→ Information shown:
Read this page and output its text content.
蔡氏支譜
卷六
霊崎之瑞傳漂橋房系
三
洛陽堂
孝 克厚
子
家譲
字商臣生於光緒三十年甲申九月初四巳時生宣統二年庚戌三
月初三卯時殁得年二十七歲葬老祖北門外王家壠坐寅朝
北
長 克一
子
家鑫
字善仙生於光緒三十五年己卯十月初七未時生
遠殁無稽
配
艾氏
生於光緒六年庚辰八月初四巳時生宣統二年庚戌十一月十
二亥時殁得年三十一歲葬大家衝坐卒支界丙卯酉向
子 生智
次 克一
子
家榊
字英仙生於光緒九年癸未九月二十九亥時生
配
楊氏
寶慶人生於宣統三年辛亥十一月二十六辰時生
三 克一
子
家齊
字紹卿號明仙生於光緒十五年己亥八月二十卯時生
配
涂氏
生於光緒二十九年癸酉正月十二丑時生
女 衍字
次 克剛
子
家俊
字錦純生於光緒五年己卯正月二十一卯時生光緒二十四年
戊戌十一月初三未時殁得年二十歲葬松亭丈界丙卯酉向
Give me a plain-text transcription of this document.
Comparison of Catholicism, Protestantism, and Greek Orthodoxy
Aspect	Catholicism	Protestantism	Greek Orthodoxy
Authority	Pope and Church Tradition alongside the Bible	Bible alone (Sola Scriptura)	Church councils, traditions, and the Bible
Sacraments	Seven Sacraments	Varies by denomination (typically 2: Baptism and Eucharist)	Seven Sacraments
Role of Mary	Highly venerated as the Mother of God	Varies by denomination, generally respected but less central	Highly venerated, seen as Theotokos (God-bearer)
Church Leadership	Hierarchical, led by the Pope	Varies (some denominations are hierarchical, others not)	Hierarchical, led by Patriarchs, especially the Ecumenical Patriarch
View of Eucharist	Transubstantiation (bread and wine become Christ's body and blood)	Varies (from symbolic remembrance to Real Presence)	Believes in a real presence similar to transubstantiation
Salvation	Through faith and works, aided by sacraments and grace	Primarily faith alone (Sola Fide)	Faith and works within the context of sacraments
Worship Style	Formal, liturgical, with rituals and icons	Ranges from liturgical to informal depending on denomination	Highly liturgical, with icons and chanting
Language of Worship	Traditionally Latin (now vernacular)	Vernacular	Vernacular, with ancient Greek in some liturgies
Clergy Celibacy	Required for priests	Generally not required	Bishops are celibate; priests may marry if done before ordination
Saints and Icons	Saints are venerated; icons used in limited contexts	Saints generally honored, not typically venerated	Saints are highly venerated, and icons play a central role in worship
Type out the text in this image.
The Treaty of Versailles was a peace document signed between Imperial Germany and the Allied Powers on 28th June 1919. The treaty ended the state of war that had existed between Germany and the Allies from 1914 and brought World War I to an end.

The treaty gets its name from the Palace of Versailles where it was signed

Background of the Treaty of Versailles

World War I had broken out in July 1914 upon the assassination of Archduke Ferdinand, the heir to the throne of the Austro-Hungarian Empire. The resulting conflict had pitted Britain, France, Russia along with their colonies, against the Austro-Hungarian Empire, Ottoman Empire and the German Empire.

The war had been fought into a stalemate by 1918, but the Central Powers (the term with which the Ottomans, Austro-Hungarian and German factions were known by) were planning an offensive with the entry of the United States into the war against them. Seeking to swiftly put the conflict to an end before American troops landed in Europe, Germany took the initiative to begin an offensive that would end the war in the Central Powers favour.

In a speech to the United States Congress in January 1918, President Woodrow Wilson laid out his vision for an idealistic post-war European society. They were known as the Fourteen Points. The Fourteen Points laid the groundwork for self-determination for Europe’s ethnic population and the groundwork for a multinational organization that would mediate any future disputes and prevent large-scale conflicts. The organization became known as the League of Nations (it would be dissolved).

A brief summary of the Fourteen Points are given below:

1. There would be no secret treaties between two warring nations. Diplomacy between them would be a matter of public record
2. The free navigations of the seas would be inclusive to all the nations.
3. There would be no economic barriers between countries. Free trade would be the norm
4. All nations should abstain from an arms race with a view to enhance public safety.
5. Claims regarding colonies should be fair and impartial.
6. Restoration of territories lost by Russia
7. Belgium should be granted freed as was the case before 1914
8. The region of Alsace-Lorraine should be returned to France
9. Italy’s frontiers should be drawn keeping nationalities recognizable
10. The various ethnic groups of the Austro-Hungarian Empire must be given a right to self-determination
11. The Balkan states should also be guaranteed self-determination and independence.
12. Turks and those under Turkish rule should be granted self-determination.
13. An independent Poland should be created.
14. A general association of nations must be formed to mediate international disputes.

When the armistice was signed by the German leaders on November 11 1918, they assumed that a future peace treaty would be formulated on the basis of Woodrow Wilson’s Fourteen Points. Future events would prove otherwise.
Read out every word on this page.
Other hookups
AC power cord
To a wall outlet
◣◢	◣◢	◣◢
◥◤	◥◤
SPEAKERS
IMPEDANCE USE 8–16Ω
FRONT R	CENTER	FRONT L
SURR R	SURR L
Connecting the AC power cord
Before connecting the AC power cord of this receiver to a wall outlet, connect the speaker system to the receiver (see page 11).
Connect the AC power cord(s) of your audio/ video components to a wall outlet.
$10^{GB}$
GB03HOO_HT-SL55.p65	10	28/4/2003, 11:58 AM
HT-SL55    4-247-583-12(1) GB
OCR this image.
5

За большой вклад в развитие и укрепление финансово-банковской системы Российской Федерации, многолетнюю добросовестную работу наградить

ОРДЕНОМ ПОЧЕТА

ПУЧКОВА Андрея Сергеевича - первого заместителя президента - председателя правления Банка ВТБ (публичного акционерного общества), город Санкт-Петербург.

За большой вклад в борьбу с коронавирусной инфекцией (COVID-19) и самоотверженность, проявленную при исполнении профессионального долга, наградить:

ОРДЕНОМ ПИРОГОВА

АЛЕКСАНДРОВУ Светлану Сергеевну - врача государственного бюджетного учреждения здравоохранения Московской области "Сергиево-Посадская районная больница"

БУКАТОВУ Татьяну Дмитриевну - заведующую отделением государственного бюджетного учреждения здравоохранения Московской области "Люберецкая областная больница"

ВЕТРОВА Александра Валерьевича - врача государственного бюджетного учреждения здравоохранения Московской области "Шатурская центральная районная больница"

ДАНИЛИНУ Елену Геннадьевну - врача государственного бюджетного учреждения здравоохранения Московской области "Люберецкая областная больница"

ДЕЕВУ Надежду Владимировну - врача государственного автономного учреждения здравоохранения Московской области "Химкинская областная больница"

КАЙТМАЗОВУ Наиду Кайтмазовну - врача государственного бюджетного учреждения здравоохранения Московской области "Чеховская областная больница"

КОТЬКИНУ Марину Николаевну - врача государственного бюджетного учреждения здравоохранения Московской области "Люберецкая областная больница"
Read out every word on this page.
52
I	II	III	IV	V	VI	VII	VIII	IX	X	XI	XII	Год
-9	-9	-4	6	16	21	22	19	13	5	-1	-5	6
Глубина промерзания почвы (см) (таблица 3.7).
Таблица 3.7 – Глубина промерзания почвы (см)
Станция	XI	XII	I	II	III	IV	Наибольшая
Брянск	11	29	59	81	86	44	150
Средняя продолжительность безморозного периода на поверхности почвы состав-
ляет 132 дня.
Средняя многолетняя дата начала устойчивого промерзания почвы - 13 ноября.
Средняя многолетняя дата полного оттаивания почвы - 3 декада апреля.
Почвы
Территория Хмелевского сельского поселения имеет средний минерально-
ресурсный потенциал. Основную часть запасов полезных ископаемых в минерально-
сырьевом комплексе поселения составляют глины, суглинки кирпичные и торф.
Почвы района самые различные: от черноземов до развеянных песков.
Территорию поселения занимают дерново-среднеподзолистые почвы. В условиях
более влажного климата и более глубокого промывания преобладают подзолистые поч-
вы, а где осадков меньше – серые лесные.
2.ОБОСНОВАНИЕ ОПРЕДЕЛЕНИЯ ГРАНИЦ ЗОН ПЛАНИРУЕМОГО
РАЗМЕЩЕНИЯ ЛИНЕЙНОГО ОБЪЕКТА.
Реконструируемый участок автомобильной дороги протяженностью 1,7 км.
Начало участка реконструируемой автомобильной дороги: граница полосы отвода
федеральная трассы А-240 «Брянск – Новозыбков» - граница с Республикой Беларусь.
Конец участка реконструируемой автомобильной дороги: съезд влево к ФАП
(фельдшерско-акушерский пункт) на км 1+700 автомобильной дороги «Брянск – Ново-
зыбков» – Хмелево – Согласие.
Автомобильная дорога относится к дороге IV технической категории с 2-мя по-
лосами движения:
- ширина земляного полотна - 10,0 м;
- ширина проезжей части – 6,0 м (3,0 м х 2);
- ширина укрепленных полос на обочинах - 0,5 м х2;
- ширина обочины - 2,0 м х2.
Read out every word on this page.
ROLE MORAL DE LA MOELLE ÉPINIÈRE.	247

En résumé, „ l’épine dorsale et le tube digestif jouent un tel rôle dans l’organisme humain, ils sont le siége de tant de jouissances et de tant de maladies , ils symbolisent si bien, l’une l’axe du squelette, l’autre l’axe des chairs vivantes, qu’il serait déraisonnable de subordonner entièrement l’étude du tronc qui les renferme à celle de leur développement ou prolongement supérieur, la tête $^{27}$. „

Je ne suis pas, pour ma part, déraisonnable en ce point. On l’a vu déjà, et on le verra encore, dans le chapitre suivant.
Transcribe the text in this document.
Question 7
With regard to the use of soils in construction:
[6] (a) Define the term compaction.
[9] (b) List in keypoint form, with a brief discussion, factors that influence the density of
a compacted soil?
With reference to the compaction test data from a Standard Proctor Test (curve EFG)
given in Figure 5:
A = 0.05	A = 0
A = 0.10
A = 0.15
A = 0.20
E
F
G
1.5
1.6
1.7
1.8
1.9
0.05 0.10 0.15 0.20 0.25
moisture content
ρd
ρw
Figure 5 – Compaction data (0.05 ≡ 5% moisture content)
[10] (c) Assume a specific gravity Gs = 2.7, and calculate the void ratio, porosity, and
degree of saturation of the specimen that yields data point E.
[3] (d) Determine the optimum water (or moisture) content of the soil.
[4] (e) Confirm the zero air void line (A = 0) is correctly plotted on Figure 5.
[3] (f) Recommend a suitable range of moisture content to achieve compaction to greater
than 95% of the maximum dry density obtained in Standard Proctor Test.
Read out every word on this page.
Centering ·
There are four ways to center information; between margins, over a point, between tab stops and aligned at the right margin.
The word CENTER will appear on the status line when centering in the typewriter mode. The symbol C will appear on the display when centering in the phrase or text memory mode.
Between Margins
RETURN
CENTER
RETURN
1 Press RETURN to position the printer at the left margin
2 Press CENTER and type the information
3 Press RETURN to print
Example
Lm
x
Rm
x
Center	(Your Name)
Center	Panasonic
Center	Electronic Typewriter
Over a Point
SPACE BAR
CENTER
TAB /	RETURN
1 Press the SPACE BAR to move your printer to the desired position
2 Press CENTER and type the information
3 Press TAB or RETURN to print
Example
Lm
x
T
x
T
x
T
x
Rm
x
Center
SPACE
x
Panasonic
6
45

→ Exercise: Check each line above for "self" and return the ones that have it.

→ Task result:
In a speech to the United States Congress in January 1918, President Woodrow Wilson laid out his vision for an idealistic post-war European society. They were known as the Fourteen Points. The Fourteen Points laid the groundwork for self-determination for Europe’s ethnic population and the groundwork for a multinational organization that would mediate any future disputes and prevent large-scale conflicts. The organization became known as the League of Nations (it would be dissolved).
10. The various ethnic groups of the Austro-Hungarian Empire must be given a right to self-determination
11. The Balkan states should also be guaranteed self-determination and independence.
12. Turks and those under Turkish rule should be granted self-determination.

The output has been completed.